Task directions: Produce a word-for-word copy of the listing below without its pictures.

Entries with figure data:
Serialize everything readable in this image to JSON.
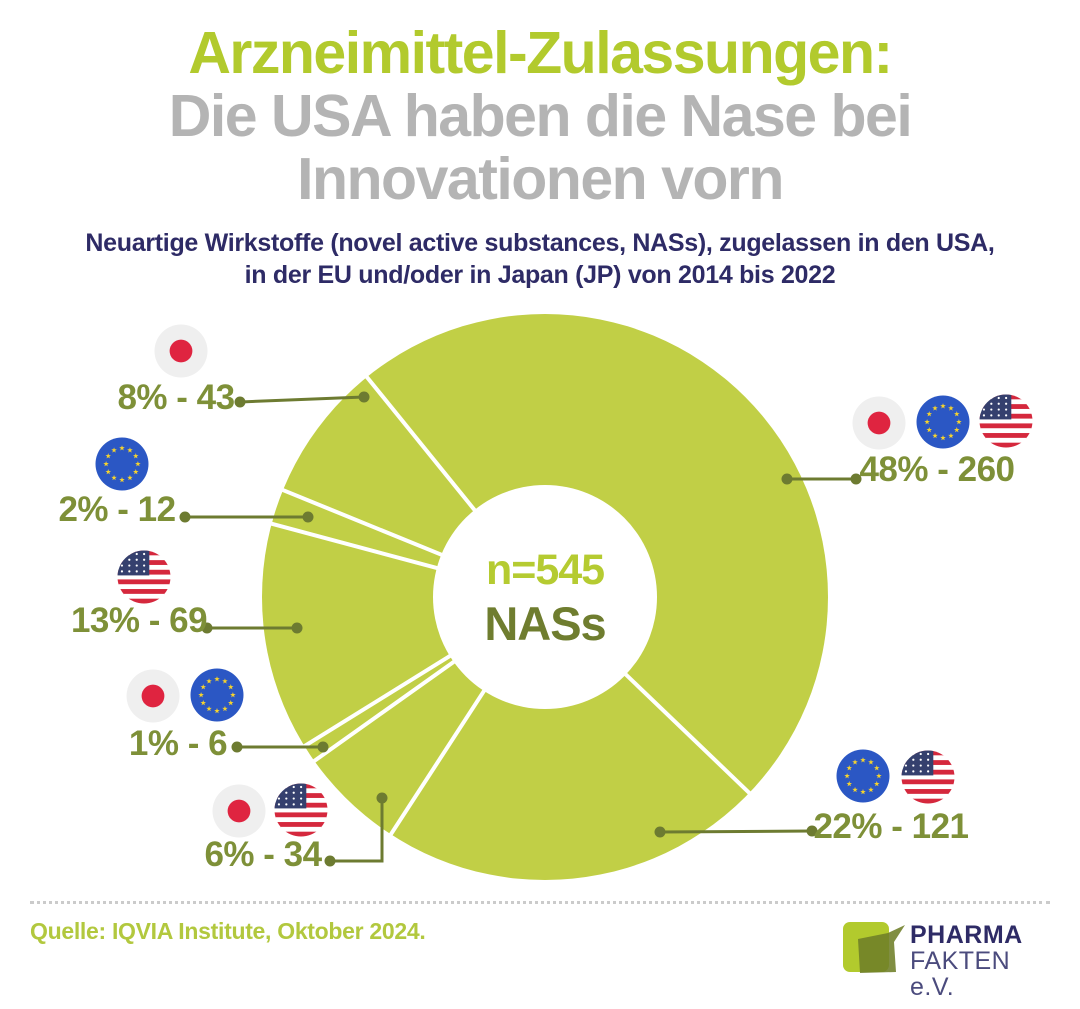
{
  "title": {
    "line1": "Arzneimittel-Zulassungen:",
    "line2": "Die USA haben die Nase bei",
    "line3": "Innovationen vorn"
  },
  "subtitle": {
    "line1": "Neuartige Wirkstoffe (novel active substances, NASs), zugelassen in den USA,",
    "line2": "in der EU und/oder in Japan (JP) von 2014 bis 2022"
  },
  "center": {
    "total_label": "n=545",
    "unit_label": "NASs"
  },
  "source": "Quelle: IQVIA Institute, Oktober 2024.",
  "logo": {
    "line1": "PHARMA",
    "line2": "FAKTEN e.V."
  },
  "palette": {
    "accent_green": "#b2ca2d",
    "donut_green": "#c1cf46",
    "dark_olive": "#6f7d2f",
    "label_olive": "#7e9038",
    "leader_olive": "#6d7b31",
    "title_gray": "#b4b4b4",
    "navy": "#2e2b66",
    "divider_gray": "#cbcbcb",
    "flag_jp_bg": "#efefef",
    "flag_jp_red": "#df2440",
    "flag_eu_blue": "#2b57c4",
    "flag_eu_star": "#f6d32d",
    "flag_us_red": "#d5283d",
    "flag_us_navy": "#35406e"
  },
  "chart_data": {
    "type": "pie",
    "subtype": "donut",
    "title": "Neuartige Wirkstoffe (NASs) zugelassen in USA, EU und/oder Japan, 2014-2022",
    "total": 545,
    "center_label_top": "n=545",
    "center_label_bottom": "NASs",
    "start_angle_deg_clockwise_from_top": 321,
    "legend_position": "around",
    "segments": [
      {
        "id": "jp-eu-us",
        "regions": [
          "JP",
          "EU",
          "US"
        ],
        "flags": [
          "JP",
          "EU",
          "US"
        ],
        "percent": 48,
        "count": 260,
        "display": "48% - 260"
      },
      {
        "id": "eu-us",
        "regions": [
          "EU",
          "US"
        ],
        "flags": [
          "EU",
          "US"
        ],
        "percent": 22,
        "count": 121,
        "display": "22% - 121"
      },
      {
        "id": "jp-us",
        "regions": [
          "JP",
          "US"
        ],
        "flags": [
          "JP",
          "US"
        ],
        "percent": 6,
        "count": 34,
        "display": "6% - 34"
      },
      {
        "id": "jp-eu",
        "regions": [
          "JP",
          "EU"
        ],
        "flags": [
          "JP",
          "EU"
        ],
        "percent": 1,
        "count": 6,
        "display": "1% - 6"
      },
      {
        "id": "us",
        "regions": [
          "US"
        ],
        "flags": [
          "US"
        ],
        "percent": 13,
        "count": 69,
        "display": "13% - 69"
      },
      {
        "id": "eu",
        "regions": [
          "EU"
        ],
        "flags": [
          "EU"
        ],
        "percent": 2,
        "count": 12,
        "display": "2% - 12"
      },
      {
        "id": "jp",
        "regions": [
          "JP"
        ],
        "flags": [
          "JP"
        ],
        "percent": 8,
        "count": 43,
        "display": "8% - 43"
      }
    ]
  }
}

Exercise answer:
Serialize everything readable in this image to JSON.
{
  "title": {
    "line1": "Arzneimittel-Zulassungen:",
    "line2": "Die USA haben die Nase bei",
    "line3": "Innovationen vorn"
  },
  "subtitle": {
    "line1": "Neuartige Wirkstoffe (novel active substances, NASs), zugelassen in den USA,",
    "line2": "in der EU und/oder in Japan (JP) von 2014 bis 2022"
  },
  "center": {
    "total_label": "n=545",
    "unit_label": "NASs"
  },
  "source": "Quelle: IQVIA Institute, Oktober 2024.",
  "logo": {
    "line1": "PHARMA",
    "line2": "FAKTEN e.V."
  },
  "palette": {
    "accent_green": "#b2ca2d",
    "donut_green": "#c1cf46",
    "dark_olive": "#6f7d2f",
    "label_olive": "#7e9038",
    "leader_olive": "#6d7b31",
    "title_gray": "#b4b4b4",
    "navy": "#2e2b66",
    "divider_gray": "#cbcbcb",
    "flag_jp_bg": "#efefef",
    "flag_jp_red": "#df2440",
    "flag_eu_blue": "#2b57c4",
    "flag_eu_star": "#f6d32d",
    "flag_us_red": "#d5283d",
    "flag_us_navy": "#35406e"
  },
  "chart_data": {
    "type": "pie",
    "subtype": "donut",
    "title": "Neuartige Wirkstoffe (NASs) zugelassen in USA, EU und/oder Japan, 2014-2022",
    "total": 545,
    "center_label_top": "n=545",
    "center_label_bottom": "NASs",
    "start_angle_deg_clockwise_from_top": 321,
    "legend_position": "around",
    "segments": [
      {
        "id": "jp-eu-us",
        "regions": [
          "JP",
          "EU",
          "US"
        ],
        "flags": [
          "JP",
          "EU",
          "US"
        ],
        "percent": 48,
        "count": 260,
        "display": "48% - 260"
      },
      {
        "id": "eu-us",
        "regions": [
          "EU",
          "US"
        ],
        "flags": [
          "EU",
          "US"
        ],
        "percent": 22,
        "count": 121,
        "display": "22% - 121"
      },
      {
        "id": "jp-us",
        "regions": [
          "JP",
          "US"
        ],
        "flags": [
          "JP",
          "US"
        ],
        "percent": 6,
        "count": 34,
        "display": "6% - 34"
      },
      {
        "id": "jp-eu",
        "regions": [
          "JP",
          "EU"
        ],
        "flags": [
          "JP",
          "EU"
        ],
        "percent": 1,
        "count": 6,
        "display": "1% - 6"
      },
      {
        "id": "us",
        "regions": [
          "US"
        ],
        "flags": [
          "US"
        ],
        "percent": 13,
        "count": 69,
        "display": "13% - 69"
      },
      {
        "id": "eu",
        "regions": [
          "EU"
        ],
        "flags": [
          "EU"
        ],
        "percent": 2,
        "count": 12,
        "display": "2% - 12"
      },
      {
        "id": "jp",
        "regions": [
          "JP"
        ],
        "flags": [
          "JP"
        ],
        "percent": 8,
        "count": 43,
        "display": "8% - 43"
      }
    ]
  }
}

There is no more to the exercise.